_WORK TO COMPLETE_:
In the lines below, change "location" to "position" and leave everything else as it is. Don't include the pictures in your answer.

§

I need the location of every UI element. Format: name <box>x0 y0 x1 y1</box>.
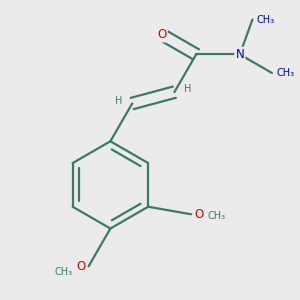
Text: O: O <box>194 208 203 221</box>
Text: N: N <box>236 48 244 61</box>
Text: CH₃: CH₃ <box>207 211 225 221</box>
Text: H: H <box>184 84 191 94</box>
Text: CH₃: CH₃ <box>55 267 73 277</box>
Text: CH₃: CH₃ <box>257 15 275 25</box>
Text: O: O <box>76 260 86 273</box>
Text: O: O <box>158 28 167 41</box>
Text: H: H <box>116 96 123 106</box>
Text: CH₃: CH₃ <box>276 68 294 78</box>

§

_TASK OUTPUT_:
I need the position of every UI element. Format: name <box>x0 y0 x1 y1</box>.
Text: O: O <box>194 208 203 221</box>
Text: N: N <box>236 48 244 61</box>
Text: CH₃: CH₃ <box>207 211 225 221</box>
Text: H: H <box>184 84 191 94</box>
Text: CH₃: CH₃ <box>55 267 73 277</box>
Text: CH₃: CH₃ <box>257 15 275 25</box>
Text: O: O <box>76 260 86 273</box>
Text: O: O <box>158 28 167 41</box>
Text: H: H <box>116 96 123 106</box>
Text: CH₃: CH₃ <box>276 68 294 78</box>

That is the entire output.